PROVIDED ENTRIES start

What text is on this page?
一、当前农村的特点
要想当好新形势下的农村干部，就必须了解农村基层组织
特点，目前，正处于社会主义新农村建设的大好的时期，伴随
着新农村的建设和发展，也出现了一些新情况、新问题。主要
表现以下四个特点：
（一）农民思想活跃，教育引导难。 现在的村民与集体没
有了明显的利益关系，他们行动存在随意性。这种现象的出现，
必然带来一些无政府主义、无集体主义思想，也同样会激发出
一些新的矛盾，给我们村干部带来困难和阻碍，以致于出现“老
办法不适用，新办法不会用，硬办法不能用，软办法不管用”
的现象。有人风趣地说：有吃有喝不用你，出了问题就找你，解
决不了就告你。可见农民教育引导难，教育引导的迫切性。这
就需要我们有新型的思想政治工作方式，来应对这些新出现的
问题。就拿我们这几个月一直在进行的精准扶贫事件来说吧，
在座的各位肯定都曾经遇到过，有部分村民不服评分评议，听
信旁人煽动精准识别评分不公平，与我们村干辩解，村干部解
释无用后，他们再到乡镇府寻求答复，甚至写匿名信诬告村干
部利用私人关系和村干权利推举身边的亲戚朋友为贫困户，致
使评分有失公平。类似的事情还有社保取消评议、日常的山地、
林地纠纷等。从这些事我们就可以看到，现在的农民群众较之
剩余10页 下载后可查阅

PROVIDED ENTRIES end

**EXERCISE PROMPT**
All of the data needs to be printed once more, exactly.

**WRITTEN RESPONSE**
What text is on this page?
一、当前农村的特点
要想当好新形势下的农村干部，就必须了解农村基层组织
特点，目前，正处于社会主义新农村建设的大好的时期，伴随
着新农村的建设和发展，也出现了一些新情况、新问题。主要
表现以下四个特点：
（一）农民思想活跃，教育引导难。 现在的村民与集体没
有了明显的利益关系，他们行动存在随意性。这种现象的出现，
必然带来一些无政府主义、无集体主义思想，也同样会激发出
一些新的矛盾，给我们村干部带来困难和阻碍，以致于出现“老
办法不适用，新办法不会用，硬办法不能用，软办法不管用”
的现象。有人风趣地说：有吃有喝不用你，出了问题就找你，解
决不了就告你。可见农民教育引导难，教育引导的迫切性。这
就需要我们有新型的思想政治工作方式，来应对这些新出现的
问题。就拿我们这几个月一直在进行的精准扶贫事件来说吧，
在座的各位肯定都曾经遇到过，有部分村民不服评分评议，听
信旁人煽动精准识别评分不公平，与我们村干辩解，村干部解
释无用后，他们再到乡镇府寻求答复，甚至写匿名信诬告村干
部利用私人关系和村干权利推举身边的亲戚朋友为贫困户，致
使评分有失公平。类似的事情还有社保取消评议、日常的山地、
林地纠纷等。从这些事我们就可以看到，现在的农民群众较之
剩余10页 下载后可查阅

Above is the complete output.